TEXT SHOWN =
Rev. Tom Sorenson, Pastor
May 24, 2009

Scripture:

Let us pray: May the words of my mouth and the meditations of all of our hearts be acceptable in your sight O God, our strength and our redeemer. Amen.

Some of us here are old enough to remember the Cold War, the ideological struggle backed by massive military might, between the Soviet Union and the western democracies led by the United States. In those days many of us learned at least a little bit about Marxist Communism, the official ideology of the Soviet Union. Many of us learned a catchphrase that characterized the social vision of Marxism—in theory at least if hardly in practice. It went: “From each according to his ability. To each according to his need.” We were taught to be appalled by those words. They represented “godless Communism,” the greatest threat there was to everything we believed in—freedom, individualism, capitalism, the American Way. Certainly Soviet-style Communism represented a great deal that was evil. I know. I studied it professionally. I lived under it for a year, in the belly of the beast as it were, in the capital city of Moscow. I have no illusions about Soviet Communism and the evil it did.

That being said, it must also be said that the first Christians were communists. A shocking claim I’m sure, even if I add that they were small c communists and certainly not Marxists. Still, a shocking claim, but consider this. We just heard a few lines from the book of Acts. They tell us that among those first Christians “no one claimed private ownership of any possessions, but everything they owned was held in common.” And it says that any of the believers who owned land or houses sold them and gave the proceeds to the apostles, who distributed them “to each as any had need.” In other words, they practiced that old catchphrase about Communism, “from each according to his ability, to each according to his need.” Indeed, as an historical matter, this passage from Acts is the source of that saying. Marx took his vision of the ideal society directly from the Judeo-Christian tradition, as hard as that may be for most Americans to believe. He just took the religious stuff out.

So we should all be Communists, only with the religious stuff put back in, right? We should all go out and sell our land and our houses and give the proceeds to me to distribute as anyone has need, right? Well, no. Of course not. No one could seriously advocate such a thing, and I don’t. I know that those lines from Acts are about and for a very small community in a far simpler age. I know that the people who sold their property expected the world to end very soon, and then they wouldn’t need it. We don’t expect that, or at least I don’t. So no. I’m not telling you to go sell your house and give the money to me. That’s not what I think these verses are saying to us today.

I do think, however, that these verses from Acts are saying something important to us, something that we need to hear and to heed. In this description of the earliest Christian community we see that one of their primary concerns was to see that the needs of every member of the community were met. In that very much simpler time people’s needs were pretty basic: A place to live, clothes to wear, food to eat, water to drink. That’s about it. So we aren’t talking about supplying anyone with luxuries here. We are talking about making sure that everyone has what they need to live. These lines from Acts tell us that Christians are, or should be, concerned that all people have what they need to live.

INFORMATION PROVIDED =
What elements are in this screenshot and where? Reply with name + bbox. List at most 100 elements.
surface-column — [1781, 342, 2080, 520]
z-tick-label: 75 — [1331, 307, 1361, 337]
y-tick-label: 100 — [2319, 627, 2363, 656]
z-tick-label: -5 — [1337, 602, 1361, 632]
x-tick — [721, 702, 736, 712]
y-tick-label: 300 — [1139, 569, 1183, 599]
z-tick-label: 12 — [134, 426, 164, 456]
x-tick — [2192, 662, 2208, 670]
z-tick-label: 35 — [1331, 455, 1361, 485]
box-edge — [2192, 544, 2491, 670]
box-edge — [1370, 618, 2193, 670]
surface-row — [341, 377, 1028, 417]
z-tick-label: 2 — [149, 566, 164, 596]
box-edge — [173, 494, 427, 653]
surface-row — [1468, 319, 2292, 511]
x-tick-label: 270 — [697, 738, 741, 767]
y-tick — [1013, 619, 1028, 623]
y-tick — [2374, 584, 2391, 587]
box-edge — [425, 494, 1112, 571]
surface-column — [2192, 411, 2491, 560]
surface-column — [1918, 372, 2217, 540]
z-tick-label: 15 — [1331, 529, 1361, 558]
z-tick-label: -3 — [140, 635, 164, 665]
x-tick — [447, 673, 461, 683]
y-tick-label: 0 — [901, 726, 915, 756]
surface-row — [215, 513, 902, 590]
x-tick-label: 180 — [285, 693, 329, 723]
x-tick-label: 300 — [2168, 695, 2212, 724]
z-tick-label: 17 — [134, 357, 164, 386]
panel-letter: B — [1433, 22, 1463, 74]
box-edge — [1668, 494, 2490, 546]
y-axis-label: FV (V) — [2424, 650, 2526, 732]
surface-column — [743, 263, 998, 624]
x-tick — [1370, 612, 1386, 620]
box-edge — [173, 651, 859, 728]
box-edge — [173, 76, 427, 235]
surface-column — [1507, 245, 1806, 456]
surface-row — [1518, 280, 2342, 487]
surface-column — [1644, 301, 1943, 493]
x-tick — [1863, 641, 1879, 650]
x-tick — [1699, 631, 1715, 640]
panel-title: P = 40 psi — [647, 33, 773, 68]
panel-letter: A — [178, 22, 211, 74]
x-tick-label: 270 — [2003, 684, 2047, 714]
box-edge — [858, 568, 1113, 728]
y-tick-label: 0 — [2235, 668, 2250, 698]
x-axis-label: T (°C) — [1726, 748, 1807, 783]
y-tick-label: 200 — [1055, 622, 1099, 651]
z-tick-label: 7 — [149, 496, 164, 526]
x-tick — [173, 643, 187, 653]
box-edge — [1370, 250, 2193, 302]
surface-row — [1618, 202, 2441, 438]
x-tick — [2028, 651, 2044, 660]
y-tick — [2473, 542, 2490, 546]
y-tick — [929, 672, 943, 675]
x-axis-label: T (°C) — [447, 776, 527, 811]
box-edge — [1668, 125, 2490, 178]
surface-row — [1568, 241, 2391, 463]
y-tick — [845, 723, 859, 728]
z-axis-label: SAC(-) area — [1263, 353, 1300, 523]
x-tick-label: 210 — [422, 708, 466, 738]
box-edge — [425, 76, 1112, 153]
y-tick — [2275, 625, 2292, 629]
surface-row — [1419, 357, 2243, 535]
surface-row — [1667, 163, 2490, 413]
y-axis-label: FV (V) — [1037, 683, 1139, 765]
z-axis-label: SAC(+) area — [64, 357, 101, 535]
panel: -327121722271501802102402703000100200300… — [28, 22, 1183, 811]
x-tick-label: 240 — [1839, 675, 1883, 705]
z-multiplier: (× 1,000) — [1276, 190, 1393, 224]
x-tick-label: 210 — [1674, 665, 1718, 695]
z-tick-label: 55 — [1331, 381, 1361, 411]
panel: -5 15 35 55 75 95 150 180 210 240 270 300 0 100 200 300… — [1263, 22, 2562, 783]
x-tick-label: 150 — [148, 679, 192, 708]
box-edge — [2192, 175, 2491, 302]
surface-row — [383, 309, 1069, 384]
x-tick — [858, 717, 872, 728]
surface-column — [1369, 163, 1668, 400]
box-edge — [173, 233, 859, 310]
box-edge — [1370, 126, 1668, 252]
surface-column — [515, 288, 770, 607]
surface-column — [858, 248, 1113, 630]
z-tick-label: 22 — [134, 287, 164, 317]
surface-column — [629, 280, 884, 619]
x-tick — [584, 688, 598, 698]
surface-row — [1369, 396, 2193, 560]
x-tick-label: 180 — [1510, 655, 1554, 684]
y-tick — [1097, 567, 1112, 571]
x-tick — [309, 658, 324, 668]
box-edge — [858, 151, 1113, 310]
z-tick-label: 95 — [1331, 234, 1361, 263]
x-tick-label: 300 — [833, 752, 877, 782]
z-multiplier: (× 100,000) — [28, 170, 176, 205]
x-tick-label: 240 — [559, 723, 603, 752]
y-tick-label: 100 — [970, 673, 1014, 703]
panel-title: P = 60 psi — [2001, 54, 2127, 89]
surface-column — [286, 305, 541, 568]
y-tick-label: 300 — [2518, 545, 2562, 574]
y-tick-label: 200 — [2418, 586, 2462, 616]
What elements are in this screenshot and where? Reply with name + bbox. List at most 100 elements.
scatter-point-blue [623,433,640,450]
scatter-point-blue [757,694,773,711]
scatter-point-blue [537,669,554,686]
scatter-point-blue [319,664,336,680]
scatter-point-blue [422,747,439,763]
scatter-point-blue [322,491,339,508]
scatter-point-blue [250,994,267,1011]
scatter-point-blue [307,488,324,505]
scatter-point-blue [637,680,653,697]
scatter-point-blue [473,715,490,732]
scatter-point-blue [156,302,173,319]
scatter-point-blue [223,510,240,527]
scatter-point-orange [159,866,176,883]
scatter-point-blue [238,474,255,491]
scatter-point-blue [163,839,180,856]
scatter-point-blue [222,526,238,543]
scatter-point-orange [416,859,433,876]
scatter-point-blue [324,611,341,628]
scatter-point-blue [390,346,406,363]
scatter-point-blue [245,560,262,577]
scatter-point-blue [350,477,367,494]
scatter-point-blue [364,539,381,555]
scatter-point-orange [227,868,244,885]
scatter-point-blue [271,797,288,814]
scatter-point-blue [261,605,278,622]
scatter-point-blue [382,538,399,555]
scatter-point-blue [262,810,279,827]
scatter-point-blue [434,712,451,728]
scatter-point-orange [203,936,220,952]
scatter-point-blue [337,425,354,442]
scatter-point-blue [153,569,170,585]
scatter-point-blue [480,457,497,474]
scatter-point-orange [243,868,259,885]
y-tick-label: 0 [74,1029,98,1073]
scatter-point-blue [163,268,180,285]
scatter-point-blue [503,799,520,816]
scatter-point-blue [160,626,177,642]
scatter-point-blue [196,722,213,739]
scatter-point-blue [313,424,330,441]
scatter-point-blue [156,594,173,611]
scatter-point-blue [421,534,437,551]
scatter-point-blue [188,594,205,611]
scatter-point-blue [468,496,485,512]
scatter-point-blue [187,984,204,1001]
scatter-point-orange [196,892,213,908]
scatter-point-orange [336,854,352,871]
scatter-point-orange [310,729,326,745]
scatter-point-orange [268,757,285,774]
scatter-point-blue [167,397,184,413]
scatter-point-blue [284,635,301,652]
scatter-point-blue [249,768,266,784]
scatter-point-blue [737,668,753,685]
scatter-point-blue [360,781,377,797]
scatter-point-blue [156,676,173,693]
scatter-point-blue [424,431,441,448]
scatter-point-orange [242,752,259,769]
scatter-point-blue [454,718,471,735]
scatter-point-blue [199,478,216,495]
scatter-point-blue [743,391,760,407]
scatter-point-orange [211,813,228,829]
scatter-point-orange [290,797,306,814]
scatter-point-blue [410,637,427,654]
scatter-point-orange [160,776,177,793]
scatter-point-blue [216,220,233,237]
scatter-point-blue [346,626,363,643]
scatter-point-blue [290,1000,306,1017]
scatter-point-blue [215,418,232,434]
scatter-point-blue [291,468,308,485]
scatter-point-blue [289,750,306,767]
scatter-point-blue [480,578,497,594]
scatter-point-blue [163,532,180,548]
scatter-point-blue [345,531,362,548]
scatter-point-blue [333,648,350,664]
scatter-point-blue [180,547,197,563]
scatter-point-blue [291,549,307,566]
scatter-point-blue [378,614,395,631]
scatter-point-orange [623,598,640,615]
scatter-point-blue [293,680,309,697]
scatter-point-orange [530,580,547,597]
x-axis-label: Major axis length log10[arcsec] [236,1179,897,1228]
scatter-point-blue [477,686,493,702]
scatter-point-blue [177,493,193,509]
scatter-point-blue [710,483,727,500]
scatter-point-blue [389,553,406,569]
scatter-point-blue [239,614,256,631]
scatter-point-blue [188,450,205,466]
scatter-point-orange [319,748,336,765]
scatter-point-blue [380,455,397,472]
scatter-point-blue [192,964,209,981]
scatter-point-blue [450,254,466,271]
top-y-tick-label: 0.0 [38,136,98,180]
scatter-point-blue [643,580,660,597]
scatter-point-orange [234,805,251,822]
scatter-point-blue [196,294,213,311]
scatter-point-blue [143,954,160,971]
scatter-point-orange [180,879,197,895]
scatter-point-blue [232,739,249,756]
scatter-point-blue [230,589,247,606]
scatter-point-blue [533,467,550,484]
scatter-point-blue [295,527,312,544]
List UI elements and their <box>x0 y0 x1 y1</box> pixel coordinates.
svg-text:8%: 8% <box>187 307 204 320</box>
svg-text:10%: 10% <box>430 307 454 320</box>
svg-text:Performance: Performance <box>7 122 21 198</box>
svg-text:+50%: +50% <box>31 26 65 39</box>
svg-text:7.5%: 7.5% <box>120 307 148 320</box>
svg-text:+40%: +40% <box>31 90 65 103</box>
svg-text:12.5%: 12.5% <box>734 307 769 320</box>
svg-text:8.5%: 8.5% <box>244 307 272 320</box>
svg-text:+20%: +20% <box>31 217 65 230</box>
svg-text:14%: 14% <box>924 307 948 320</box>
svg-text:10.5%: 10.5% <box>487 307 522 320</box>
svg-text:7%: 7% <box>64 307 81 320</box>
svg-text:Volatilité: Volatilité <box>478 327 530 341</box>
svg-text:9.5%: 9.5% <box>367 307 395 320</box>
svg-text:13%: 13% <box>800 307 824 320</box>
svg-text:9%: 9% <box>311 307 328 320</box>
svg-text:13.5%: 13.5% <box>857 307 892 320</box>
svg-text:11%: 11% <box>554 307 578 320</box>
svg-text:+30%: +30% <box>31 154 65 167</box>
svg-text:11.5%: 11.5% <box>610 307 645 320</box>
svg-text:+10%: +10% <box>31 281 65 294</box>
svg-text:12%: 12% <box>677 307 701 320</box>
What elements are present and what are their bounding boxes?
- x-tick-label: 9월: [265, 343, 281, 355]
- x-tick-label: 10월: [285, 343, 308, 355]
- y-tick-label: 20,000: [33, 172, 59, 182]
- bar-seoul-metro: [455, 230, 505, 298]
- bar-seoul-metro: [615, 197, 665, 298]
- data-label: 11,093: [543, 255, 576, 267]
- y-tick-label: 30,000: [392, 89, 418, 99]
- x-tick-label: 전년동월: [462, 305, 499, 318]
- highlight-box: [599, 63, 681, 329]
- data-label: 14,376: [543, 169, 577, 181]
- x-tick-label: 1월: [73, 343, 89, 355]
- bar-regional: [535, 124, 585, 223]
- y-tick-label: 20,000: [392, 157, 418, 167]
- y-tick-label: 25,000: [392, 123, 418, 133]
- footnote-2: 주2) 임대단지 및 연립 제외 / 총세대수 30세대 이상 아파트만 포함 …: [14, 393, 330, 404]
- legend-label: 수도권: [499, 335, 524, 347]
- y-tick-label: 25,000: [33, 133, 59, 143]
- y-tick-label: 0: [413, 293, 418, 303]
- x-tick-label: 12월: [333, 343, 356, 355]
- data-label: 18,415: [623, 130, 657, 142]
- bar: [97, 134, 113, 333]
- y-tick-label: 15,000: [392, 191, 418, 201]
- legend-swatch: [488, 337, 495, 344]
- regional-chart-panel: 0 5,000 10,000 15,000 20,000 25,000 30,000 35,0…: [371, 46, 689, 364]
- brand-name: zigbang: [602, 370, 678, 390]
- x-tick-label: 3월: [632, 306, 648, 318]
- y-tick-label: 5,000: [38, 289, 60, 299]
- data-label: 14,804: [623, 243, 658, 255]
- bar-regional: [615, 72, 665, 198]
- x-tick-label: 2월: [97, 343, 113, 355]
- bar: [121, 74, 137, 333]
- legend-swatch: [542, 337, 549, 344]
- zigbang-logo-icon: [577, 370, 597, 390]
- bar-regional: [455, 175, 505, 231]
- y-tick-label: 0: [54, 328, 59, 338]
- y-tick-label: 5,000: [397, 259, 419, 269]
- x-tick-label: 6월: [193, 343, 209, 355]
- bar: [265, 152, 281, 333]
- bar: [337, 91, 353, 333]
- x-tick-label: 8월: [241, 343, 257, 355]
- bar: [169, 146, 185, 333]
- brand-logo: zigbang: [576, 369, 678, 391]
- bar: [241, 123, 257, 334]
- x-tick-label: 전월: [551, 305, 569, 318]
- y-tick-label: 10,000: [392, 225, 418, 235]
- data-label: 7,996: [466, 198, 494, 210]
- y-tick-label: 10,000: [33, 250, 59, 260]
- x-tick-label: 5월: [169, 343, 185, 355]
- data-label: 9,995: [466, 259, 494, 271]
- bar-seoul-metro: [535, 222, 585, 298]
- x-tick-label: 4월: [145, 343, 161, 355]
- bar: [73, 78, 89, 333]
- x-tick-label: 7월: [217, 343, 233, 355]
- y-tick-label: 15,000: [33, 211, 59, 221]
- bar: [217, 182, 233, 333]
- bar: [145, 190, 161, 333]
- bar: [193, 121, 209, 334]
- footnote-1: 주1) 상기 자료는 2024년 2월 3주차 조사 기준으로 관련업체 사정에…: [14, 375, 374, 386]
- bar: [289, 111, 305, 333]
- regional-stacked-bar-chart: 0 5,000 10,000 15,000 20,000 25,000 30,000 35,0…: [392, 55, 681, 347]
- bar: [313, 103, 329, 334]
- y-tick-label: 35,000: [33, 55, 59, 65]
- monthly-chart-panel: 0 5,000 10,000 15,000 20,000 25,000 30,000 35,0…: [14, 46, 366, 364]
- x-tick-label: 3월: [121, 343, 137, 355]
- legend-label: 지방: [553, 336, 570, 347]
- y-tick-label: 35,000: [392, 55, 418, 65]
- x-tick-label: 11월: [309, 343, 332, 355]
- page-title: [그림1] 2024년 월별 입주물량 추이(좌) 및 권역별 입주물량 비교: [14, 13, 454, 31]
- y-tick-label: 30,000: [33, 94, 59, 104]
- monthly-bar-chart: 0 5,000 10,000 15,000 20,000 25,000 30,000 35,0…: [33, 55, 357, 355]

GIVEN PROBLEM =
Put this sentence from the sermon into Spanish: "These lines from Acts tell us that Christians are, or should be, concerned that all people have what they need to live."

OUTPUT FOR THIS TASK =
Estos versículos de Hechos nos dicen que los cristianos están, o deberían estar, preocupados por que todas las personas tengan lo que necesitan para vivir.